# Records shown start

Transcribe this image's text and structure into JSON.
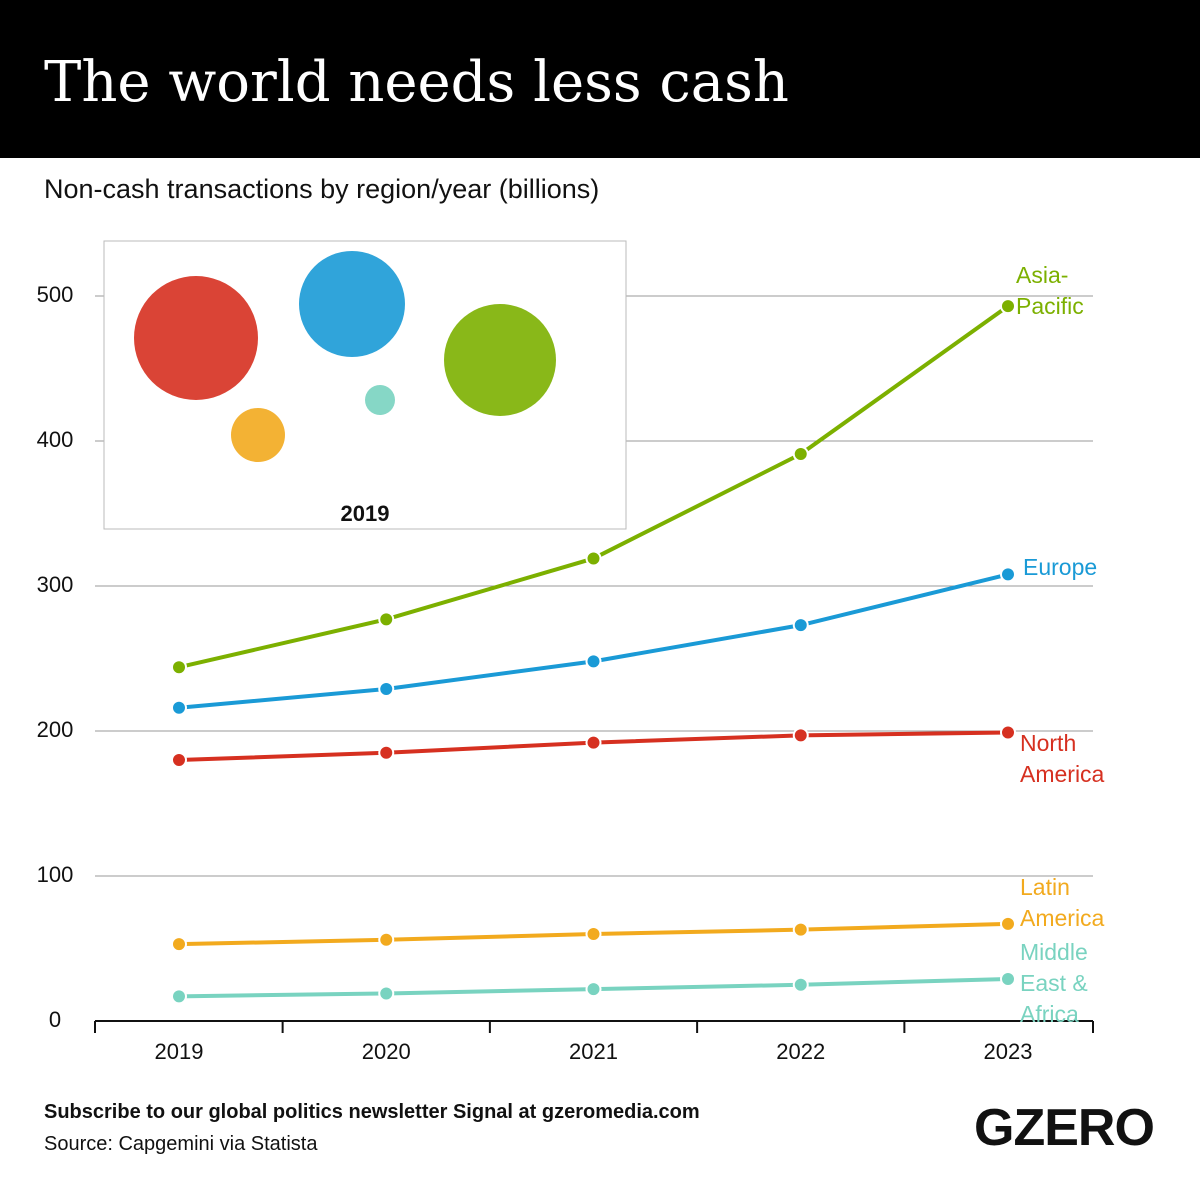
{
  "chart_data": {
    "type": "line",
    "title": "The world needs less cash",
    "subtitle": "Non-cash transactions by region/year (billions)",
    "categories": [
      "2019",
      "2020",
      "2021",
      "2022",
      "2023"
    ],
    "series": [
      {
        "name": "Asia-Pacific",
        "color": "#7cb000",
        "values": [
          244,
          277,
          319,
          391,
          493
        ]
      },
      {
        "name": "Europe",
        "color": "#1a9ad6",
        "values": [
          216,
          229,
          248,
          273,
          308
        ]
      },
      {
        "name": "North America",
        "color": "#d63020",
        "values": [
          180,
          185,
          192,
          197,
          199
        ]
      },
      {
        "name": "Latin America",
        "color": "#f2aa1e",
        "values": [
          53,
          56,
          60,
          63,
          67
        ]
      },
      {
        "name": "Middle East & Africa",
        "color": "#79d3c0",
        "values": [
          17,
          19,
          22,
          25,
          29
        ]
      }
    ],
    "ylim": [
      0,
      500
    ],
    "yticks": [
      0,
      100,
      200,
      300,
      400,
      500
    ],
    "grid": true,
    "inset_title": "2019"
  },
  "footer": {
    "subscribe": "Subscribe to our global politics newsletter Signal at gzeromedia.com",
    "source": "Source: Capgemini via Statista",
    "logo": "GZERO"
  }
}
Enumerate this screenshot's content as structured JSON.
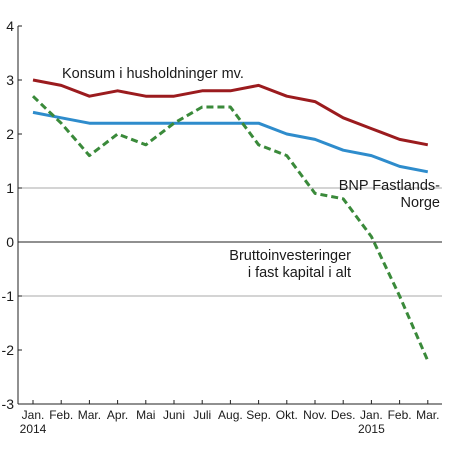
{
  "chart_data": {
    "type": "line",
    "categories": [
      "Jan.",
      "Feb.",
      "Mar.",
      "Apr.",
      "Mai",
      "Juni",
      "Juli",
      "Aug.",
      "Sep.",
      "Okt.",
      "Nov.",
      "Des.",
      "Jan.",
      "Feb.",
      "Mar."
    ],
    "year_labels": [
      {
        "index": 0,
        "label": "2014"
      },
      {
        "index": 12,
        "label": "2015"
      }
    ],
    "ylim": [
      -3,
      4
    ],
    "yticks": [
      -3,
      -2,
      -1,
      0,
      1,
      2,
      3,
      4
    ],
    "grid": "horizontal at 1 and -1",
    "zero_line": true,
    "series": [
      {
        "name": "Konsum i husholdninger mv.",
        "label_lines": [
          "Konsum i husholdninger mv."
        ],
        "color": "#9b1b1e",
        "style": "solid",
        "values": [
          3.0,
          2.9,
          2.7,
          2.8,
          2.7,
          2.7,
          2.8,
          2.8,
          2.9,
          2.7,
          2.6,
          2.3,
          2.1,
          1.9,
          1.8
        ]
      },
      {
        "name": "BNP Fastlands-Norge",
        "label_lines": [
          "BNP Fastlands-",
          "Norge"
        ],
        "color": "#2e8ccc",
        "style": "solid",
        "values": [
          2.4,
          2.3,
          2.2,
          2.2,
          2.2,
          2.2,
          2.2,
          2.2,
          2.2,
          2.0,
          1.9,
          1.7,
          1.6,
          1.4,
          1.3
        ]
      },
      {
        "name": "Bruttoinvesteringer i fast kapital i alt",
        "label_lines": [
          "Bruttoinvesteringer",
          "i fast kapital i alt"
        ],
        "color": "#3a8a3a",
        "style": "dashed",
        "values": [
          2.7,
          2.2,
          1.6,
          2.0,
          1.8,
          2.2,
          2.5,
          2.5,
          1.8,
          1.6,
          0.9,
          0.8,
          0.1,
          -1.0,
          -2.2
        ]
      }
    ]
  }
}
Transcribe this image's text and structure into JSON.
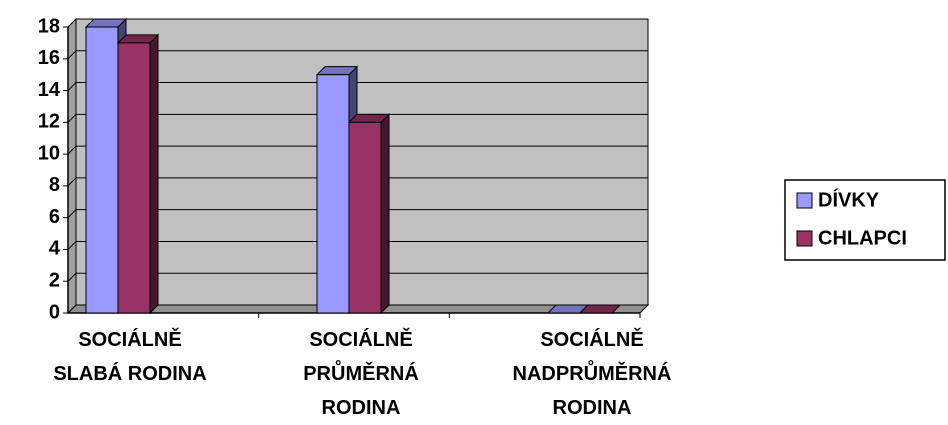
{
  "chart_data": {
    "type": "bar3d",
    "categories": [
      "SOCIÁLNĚ\nSLABÁ RODINA",
      "SOCIÁLNĚ\nPRŮMĚRNÁ\nRODINA",
      "SOCIÁLNĚ\nNADPRŮMĚRNÁ\nRODINA"
    ],
    "series": [
      {
        "name": "DÍVKY",
        "color": "#9999ff",
        "values": [
          18,
          15,
          0
        ]
      },
      {
        "name": "CHLAPCI",
        "color": "#993366",
        "values": [
          17,
          12,
          0
        ]
      }
    ],
    "ylim": [
      0,
      18
    ],
    "yticks": [
      0,
      2,
      4,
      6,
      8,
      10,
      12,
      14,
      16,
      18
    ],
    "grid": true,
    "legend": "right"
  }
}
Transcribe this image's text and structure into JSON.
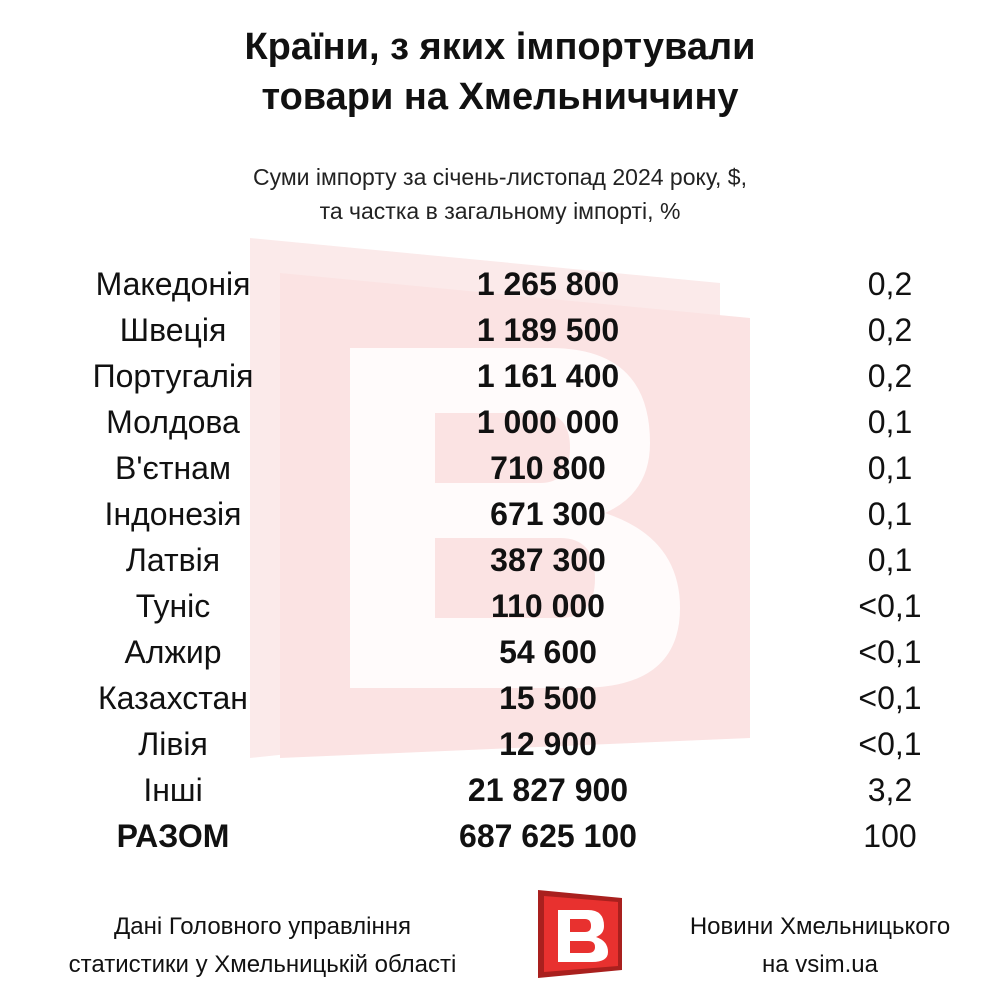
{
  "title": {
    "line1": "Країни, з яких імпортували",
    "line2": "товари на Хмельниччину"
  },
  "subtitle": {
    "line1": "Суми імпорту за січень-листопад 2024 року, $,",
    "line2": "та частка в загальному імпорті, %"
  },
  "table": {
    "rows": [
      {
        "country": "Македонія",
        "amount": "1 265 800",
        "share": "0,2"
      },
      {
        "country": "Швеція",
        "amount": "1 189 500",
        "share": "0,2"
      },
      {
        "country": "Португалія",
        "amount": "1 161 400",
        "share": "0,2"
      },
      {
        "country": "Молдова",
        "amount": "1 000 000",
        "share": "0,1"
      },
      {
        "country": "В'єтнам",
        "amount": "710 800",
        "share": "0,1"
      },
      {
        "country": "Індонезія",
        "amount": "671 300",
        "share": "0,1"
      },
      {
        "country": "Латвія",
        "amount": "387 300",
        "share": "0,1"
      },
      {
        "country": "Туніс",
        "amount": "110 000",
        "share": "<0,1"
      },
      {
        "country": "Алжир",
        "amount": "54 600",
        "share": "<0,1"
      },
      {
        "country": "Казахстан",
        "amount": "15 500",
        "share": "<0,1"
      },
      {
        "country": "Лівія",
        "amount": "12 900",
        "share": "<0,1"
      },
      {
        "country": "Інші",
        "amount": "21 827 900",
        "share": "3,2"
      }
    ],
    "total": {
      "country": "РАЗОМ",
      "amount": "687 625 100",
      "share": "100"
    }
  },
  "footer": {
    "source_line1": "Дані Головного управління",
    "source_line2": "статистики у Хмельницькій області",
    "brand_line1": "Новини Хмельницького",
    "brand_line2": "на vsim.ua"
  },
  "logo": {
    "icon": "vsim-logo-icon"
  },
  "watermark": {
    "icon": "vsim-watermark-icon"
  },
  "colors": {
    "brand_red": "#e8312f",
    "brand_red_dark": "#a9201e",
    "watermark_tint": "#fbe9e9"
  }
}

# Records shown end

#### Exercise requirements:
Retype each entry precisely. Skip images entirely.

#### Reply to the task:
Transcribe this image's text and structure into JSON.
{
  "chart_data": {
    "type": "line",
    "title": "The world needs less cash",
    "subtitle": "Non-cash transactions by region/year (billions)",
    "categories": [
      "2019",
      "2020",
      "2021",
      "2022",
      "2023"
    ],
    "series": [
      {
        "name": "Asia-Pacific",
        "color": "#7cb000",
        "values": [
          244,
          277,
          319,
          391,
          493
        ]
      },
      {
        "name": "Europe",
        "color": "#1a9ad6",
        "values": [
          216,
          229,
          248,
          273,
          308
        ]
      },
      {
        "name": "North America",
        "color": "#d63020",
        "values": [
          180,
          185,
          192,
          197,
          199
        ]
      },
      {
        "name": "Latin America",
        "color": "#f2aa1e",
        "values": [
          53,
          56,
          60,
          63,
          67
        ]
      },
      {
        "name": "Middle East & Africa",
        "color": "#79d3c0",
        "values": [
          17,
          19,
          22,
          25,
          29
        ]
      }
    ],
    "ylim": [
      0,
      500
    ],
    "yticks": [
      0,
      100,
      200,
      300,
      400,
      500
    ],
    "grid": true,
    "inset_title": "2019"
  },
  "footer": {
    "subscribe": "Subscribe to our global politics newsletter Signal at gzeromedia.com",
    "source": "Source: Capgemini via Statista",
    "logo": "GZERO"
  }
}
Enumerate this screenshot's content as structured JSON.
{
  "chart_data": {
    "type": "line",
    "categories": [
      "Jan.",
      "Feb.",
      "Mar.",
      "Apr.",
      "Mai",
      "Juni",
      "Juli",
      "Aug.",
      "Sep.",
      "Okt.",
      "Nov.",
      "Des.",
      "Jan.",
      "Feb.",
      "Mar."
    ],
    "year_labels": [
      {
        "index": 0,
        "label": "2014"
      },
      {
        "index": 12,
        "label": "2015"
      }
    ],
    "ylim": [
      -3,
      4
    ],
    "yticks": [
      -3,
      -2,
      -1,
      0,
      1,
      2,
      3,
      4
    ],
    "grid": "horizontal at 1 and -1",
    "zero_line": true,
    "series": [
      {
        "name": "Konsum i husholdninger mv.",
        "label_lines": [
          "Konsum i husholdninger mv."
        ],
        "color": "#9b1b1e",
        "style": "solid",
        "values": [
          3.0,
          2.9,
          2.7,
          2.8,
          2.7,
          2.7,
          2.8,
          2.8,
          2.9,
          2.7,
          2.6,
          2.3,
          2.1,
          1.9,
          1.8
        ]
      },
      {
        "name": "BNP Fastlands-Norge",
        "label_lines": [
          "BNP Fastlands-",
          "Norge"
        ],
        "color": "#2e8ccc",
        "style": "solid",
        "values": [
          2.4,
          2.3,
          2.2,
          2.2,
          2.2,
          2.2,
          2.2,
          2.2,
          2.2,
          2.0,
          1.9,
          1.7,
          1.6,
          1.4,
          1.3
        ]
      },
      {
        "name": "Bruttoinvesteringer i fast kapital i alt",
        "label_lines": [
          "Bruttoinvesteringer",
          "i fast kapital i alt"
        ],
        "color": "#3a8a3a",
        "style": "dashed",
        "values": [
          2.7,
          2.2,
          1.6,
          2.0,
          1.8,
          2.2,
          2.5,
          2.5,
          1.8,
          1.6,
          0.9,
          0.8,
          0.1,
          -1.0,
          -2.2
        ]
      }
    ]
  }
}
Transcribe this image's text and structure into JSON.
{
  "chart_data": {
    "type": "bar3d",
    "categories": [
      "SOCIÁLNĚ\nSLABÁ RODINA",
      "SOCIÁLNĚ\nPRŮMĚRNÁ\nRODINA",
      "SOCIÁLNĚ\nNADPRŮMĚRNÁ\nRODINA"
    ],
    "series": [
      {
        "name": "DÍVKY",
        "color": "#9999ff",
        "values": [
          18,
          15,
          0
        ]
      },
      {
        "name": "CHLAPCI",
        "color": "#993366",
        "values": [
          17,
          12,
          0
        ]
      }
    ],
    "ylim": [
      0,
      18
    ],
    "yticks": [
      0,
      2,
      4,
      6,
      8,
      10,
      12,
      14,
      16,
      18
    ],
    "grid": true,
    "legend": "right"
  }
}
Transcribe this image's text and structure into JSON.
{
  "title": {
    "line1": "Країни, з яких імпортували",
    "line2": "товари на Хмельниччину"
  },
  "subtitle": {
    "line1": "Суми імпорту за січень-листопад 2024 року, $,",
    "line2": "та частка в загальному імпорті, %"
  },
  "table": {
    "rows": [
      {
        "country": "Македонія",
        "amount": "1 265 800",
        "share": "0,2"
      },
      {
        "country": "Швеція",
        "amount": "1 189 500",
        "share": "0,2"
      },
      {
        "country": "Португалія",
        "amount": "1 161 400",
        "share": "0,2"
      },
      {
        "country": "Молдова",
        "amount": "1 000 000",
        "share": "0,1"
      },
      {
        "country": "В'єтнам",
        "amount": "710 800",
        "share": "0,1"
      },
      {
        "country": "Індонезія",
        "amount": "671 300",
        "share": "0,1"
      },
      {
        "country": "Латвія",
        "amount": "387 300",
        "share": "0,1"
      },
      {
        "country": "Туніс",
        "amount": "110 000",
        "share": "<0,1"
      },
      {
        "country": "Алжир",
        "amount": "54 600",
        "share": "<0,1"
      },
      {
        "country": "Казахстан",
        "amount": "15 500",
        "share": "<0,1"
      },
      {
        "country": "Лівія",
        "amount": "12 900",
        "share": "<0,1"
      },
      {
        "country": "Інші",
        "amount": "21 827 900",
        "share": "3,2"
      }
    ],
    "total": {
      "country": "РАЗОМ",
      "amount": "687 625 100",
      "share": "100"
    }
  },
  "footer": {
    "source_line1": "Дані Головного управління",
    "source_line2": "статистики у Хмельницькій області",
    "brand_line1": "Новини Хмельницького",
    "brand_line2": "на vsim.ua"
  },
  "logo": {
    "icon": "vsim-logo-icon"
  },
  "watermark": {
    "icon": "vsim-watermark-icon"
  },
  "colors": {
    "brand_red": "#e8312f",
    "brand_red_dark": "#a9201e",
    "watermark_tint": "#fbe9e9"
  }
}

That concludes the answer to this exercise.